= Requirements =
The data below should be restated word for word, with every picture omitted.

= Supplied records =
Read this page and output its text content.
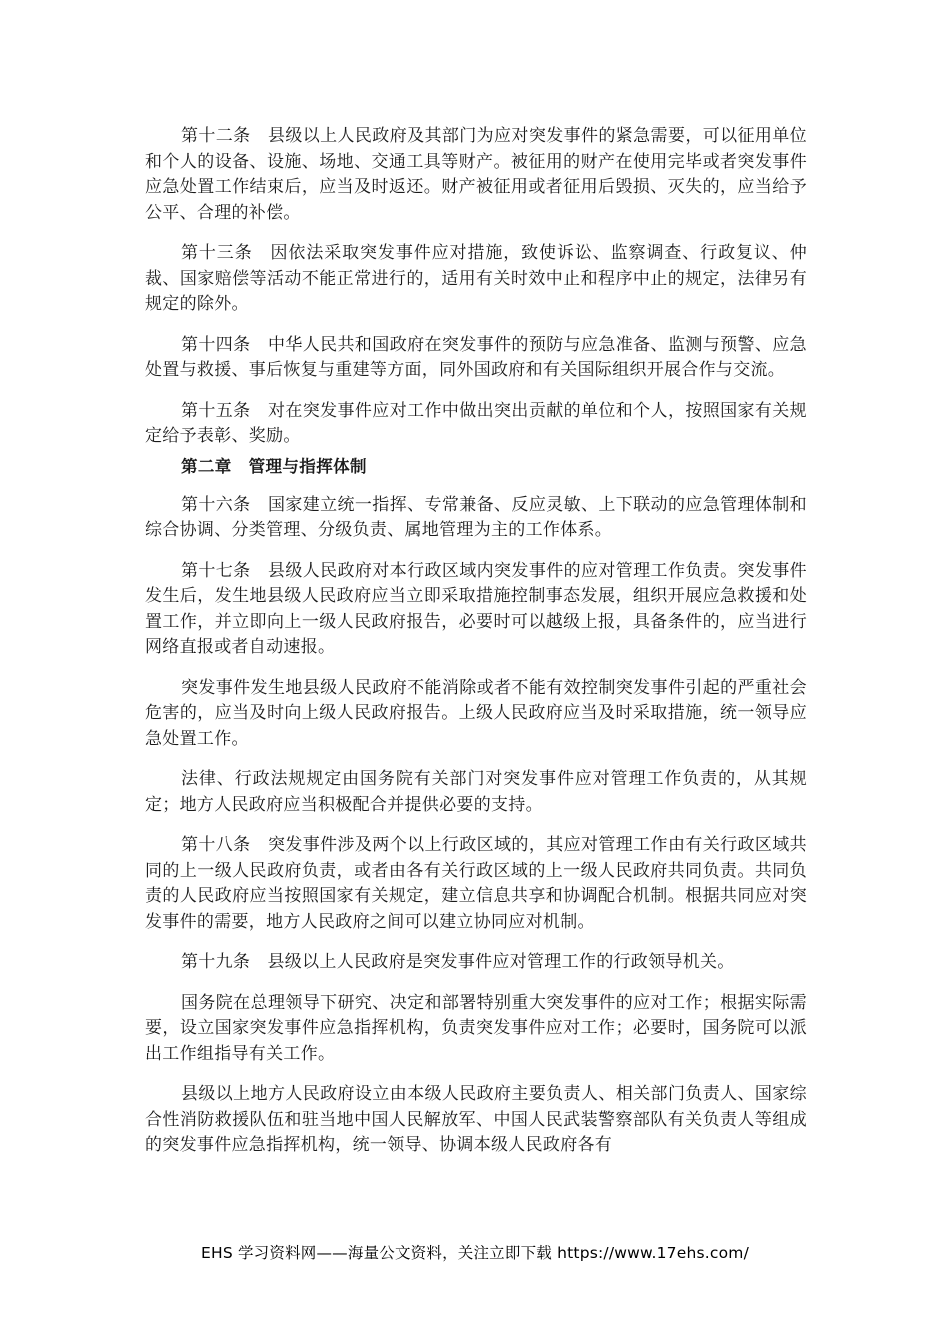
第十二条　县级以上人民政府及其部门为应对突发事件的紧急需要，可以征用单位和个人的设备、设施、场地、交通工具等财产。被征用的财产在使用完毕或者突发事件应急处置工作结束后，应当及时返还。财产被征用或者征用后毁损、灭失的，应当给予公平、合理的补偿。

第十三条　因依法采取突发事件应对措施，致使诉讼、监察调查、行政复议、仲裁、国家赔偿等活动不能正常进行的，适用有关时效中止和程序中止的规定，法律另有规定的除外。

第十四条　中华人民共和国政府在突发事件的预防与应急准备、监测与预警、应急处置与救援、事后恢复与重建等方面，同外国政府和有关国际组织开展合作与交流。

第十五条　对在突发事件应对工作中做出突出贡献的单位和个人，按照国家有关规定给予表彰、奖励。

第二章　管理与指挥体制

第十六条　国家建立统一指挥、专常兼备、反应灵敏、上下联动的应急管理体制和综合协调、分类管理、分级负责、属地管理为主的工作体系。

第十七条　县级人民政府对本行政区域内突发事件的应对管理工作负责。突发事件发生后，发生地县级人民政府应当立即采取措施控制事态发展，组织开展应急救援和处置工作，并立即向上一级人民政府报告，必要时可以越级上报，具备条件的，应当进行网络直报或者自动速报。

突发事件发生地县级人民政府不能消除或者不能有效控制突发事件引起的严重社会危害的，应当及时向上级人民政府报告。上级人民政府应当及时采取措施，统一领导应急处置工作。

法律、行政法规规定由国务院有关部门对突发事件应对管理工作负责的，从其规定；地方人民政府应当积极配合并提供必要的支持。

第十八条　突发事件涉及两个以上行政区域的，其应对管理工作由有关行政区域共同的上一级人民政府负责，或者由各有关行政区域的上一级人民政府共同负责。共同负责的人民政府应当按照国家有关规定，建立信息共享和协调配合机制。根据共同应对突发事件的需要，地方人民政府之间可以建立协同应对机制。

第十九条　县级以上人民政府是突发事件应对管理工作的行政领导机关。

国务院在总理领导下研究、决定和部署特别重大突发事件的应对工作；根据实际需要，设立国家突发事件应急指挥机构，负责突发事件应对工作；必要时，国务院可以派出工作组指导有关工作。

县级以上地方人民政府设立由本级人民政府主要负责人、相关部门负责人、国家综合性消防救援队伍和驻当地中国人民解放军、中国人民武装警察部队有关负责人等组成的突发事件应急指挥机构，统一领导、协调本级人民政府各有

EHS 学习资料网——海量公文资料，关注立即下载 https://www.17ehs.com/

= Response =
Read this page and output its text content.
第十二条　县级以上人民政府及其部门为应对突发事件的紧急需要，可以征用单位和个人的设备、设施、场地、交通工具等财产。被征用的财产在使用完毕或者突发事件应急处置工作结束后，应当及时返还。财产被征用或者征用后毁损、灭失的，应当给予公平、合理的补偿。

第十三条　因依法采取突发事件应对措施，致使诉讼、监察调查、行政复议、仲裁、国家赔偿等活动不能正常进行的，适用有关时效中止和程序中止的规定，法律另有规定的除外。

第十四条　中华人民共和国政府在突发事件的预防与应急准备、监测与预警、应急处置与救援、事后恢复与重建等方面，同外国政府和有关国际组织开展合作与交流。

第十五条　对在突发事件应对工作中做出突出贡献的单位和个人，按照国家有关规定给予表彰、奖励。

第二章　管理与指挥体制

第十六条　国家建立统一指挥、专常兼备、反应灵敏、上下联动的应急管理体制和综合协调、分类管理、分级负责、属地管理为主的工作体系。

第十七条　县级人民政府对本行政区域内突发事件的应对管理工作负责。突发事件发生后，发生地县级人民政府应当立即采取措施控制事态发展，组织开展应急救援和处置工作，并立即向上一级人民政府报告，必要时可以越级上报，具备条件的，应当进行网络直报或者自动速报。

突发事件发生地县级人民政府不能消除或者不能有效控制突发事件引起的严重社会危害的，应当及时向上级人民政府报告。上级人民政府应当及时采取措施，统一领导应急处置工作。

法律、行政法规规定由国务院有关部门对突发事件应对管理工作负责的，从其规定；地方人民政府应当积极配合并提供必要的支持。

第十八条　突发事件涉及两个以上行政区域的，其应对管理工作由有关行政区域共同的上一级人民政府负责，或者由各有关行政区域的上一级人民政府共同负责。共同负责的人民政府应当按照国家有关规定，建立信息共享和协调配合机制。根据共同应对突发事件的需要，地方人民政府之间可以建立协同应对机制。

第十九条　县级以上人民政府是突发事件应对管理工作的行政领导机关。

国务院在总理领导下研究、决定和部署特别重大突发事件的应对工作；根据实际需要，设立国家突发事件应急指挥机构，负责突发事件应对工作；必要时，国务院可以派出工作组指导有关工作。

县级以上地方人民政府设立由本级人民政府主要负责人、相关部门负责人、国家综合性消防救援队伍和驻当地中国人民解放军、中国人民武装警察部队有关负责人等组成的突发事件应急指挥机构，统一领导、协调本级人民政府各有

EHS 学习资料网——海量公文资料，关注立即下载 https://www.17ehs.com/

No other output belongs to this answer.